*What to work on:*
Quote the entries in full, character for character, without their images.
═══ Given records ═══
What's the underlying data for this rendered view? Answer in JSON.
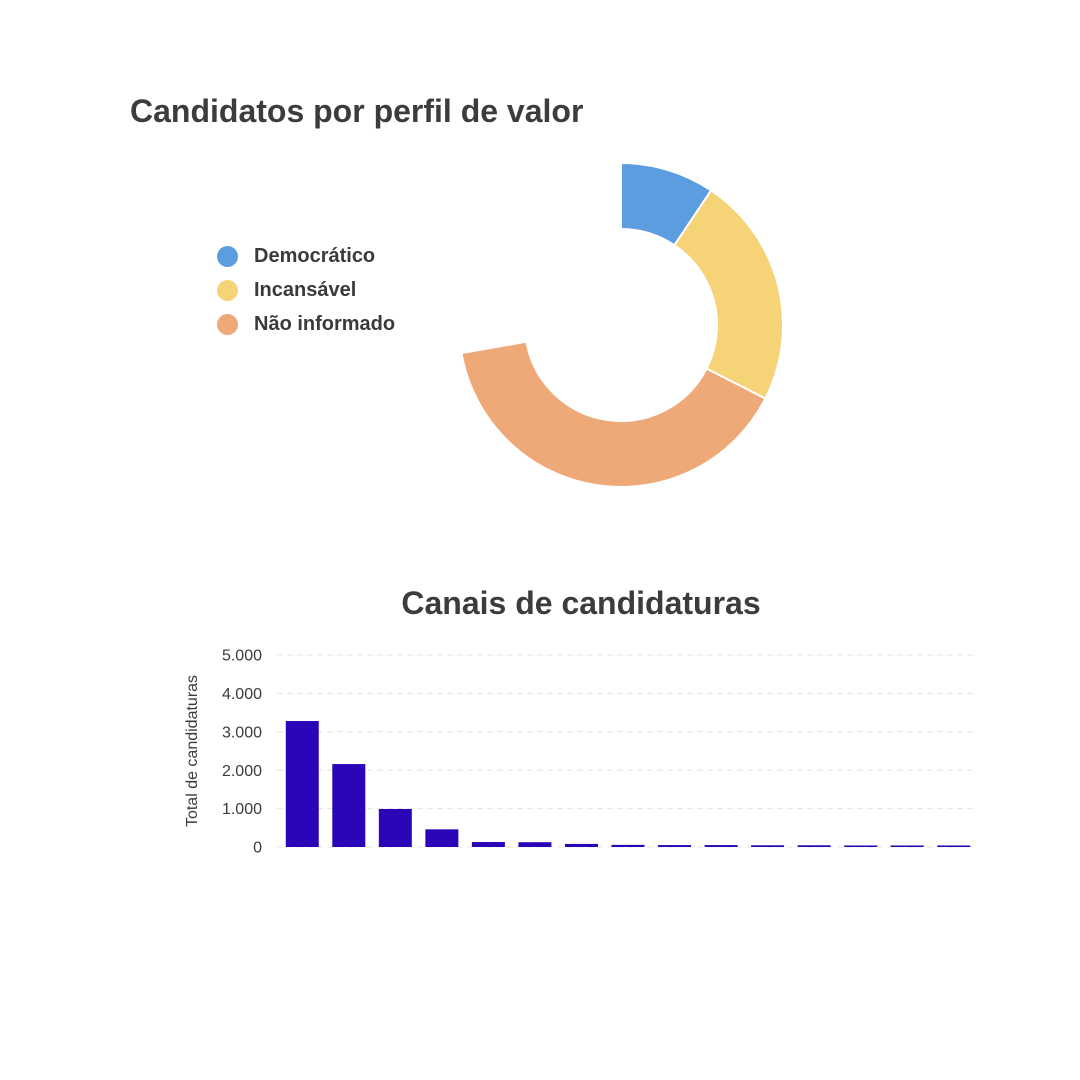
{
  "chart_data": [
    {
      "type": "pie",
      "title": "Candidatos por perfil de valor",
      "labels": [
        "Democrático",
        "Incansável",
        "Não informado"
      ],
      "values": [
        13,
        32,
        55
      ],
      "colors": [
        "#5b9ddf",
        "#f7d377",
        "#efa878"
      ],
      "legend": "left"
    },
    {
      "type": "bar",
      "title": "Canais de candidaturas",
      "xlabel": "",
      "ylabel": "Total de candidaturas",
      "values": [
        3280,
        2160,
        990,
        460,
        130,
        125,
        80,
        55,
        50,
        50,
        45,
        45,
        40,
        40,
        40
      ],
      "ylim": [
        0,
        5000
      ],
      "yticks": [
        0,
        1000,
        2000,
        3000,
        4000,
        5000
      ],
      "ytick_labels": [
        "0",
        "1.000",
        "2.000",
        "3.000",
        "4.000",
        "5.000"
      ],
      "color": "#2a06b8",
      "grid": true
    }
  ]
}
═══
*Finished answer:*
What's the underlying data for this rendered view? Answer in JSON.
{
  "chart_data": [
    {
      "type": "pie",
      "title": "Candidatos por perfil de valor",
      "labels": [
        "Democrático",
        "Incansável",
        "Não informado"
      ],
      "values": [
        13,
        32,
        55
      ],
      "colors": [
        "#5b9ddf",
        "#f7d377",
        "#efa878"
      ],
      "legend": "left"
    },
    {
      "type": "bar",
      "title": "Canais de candidaturas",
      "xlabel": "",
      "ylabel": "Total de candidaturas",
      "values": [
        3280,
        2160,
        990,
        460,
        130,
        125,
        80,
        55,
        50,
        50,
        45,
        45,
        40,
        40,
        40
      ],
      "ylim": [
        0,
        5000
      ],
      "yticks": [
        0,
        1000,
        2000,
        3000,
        4000,
        5000
      ],
      "ytick_labels": [
        "0",
        "1.000",
        "2.000",
        "3.000",
        "4.000",
        "5.000"
      ],
      "color": "#2a06b8",
      "grid": true
    }
  ]
}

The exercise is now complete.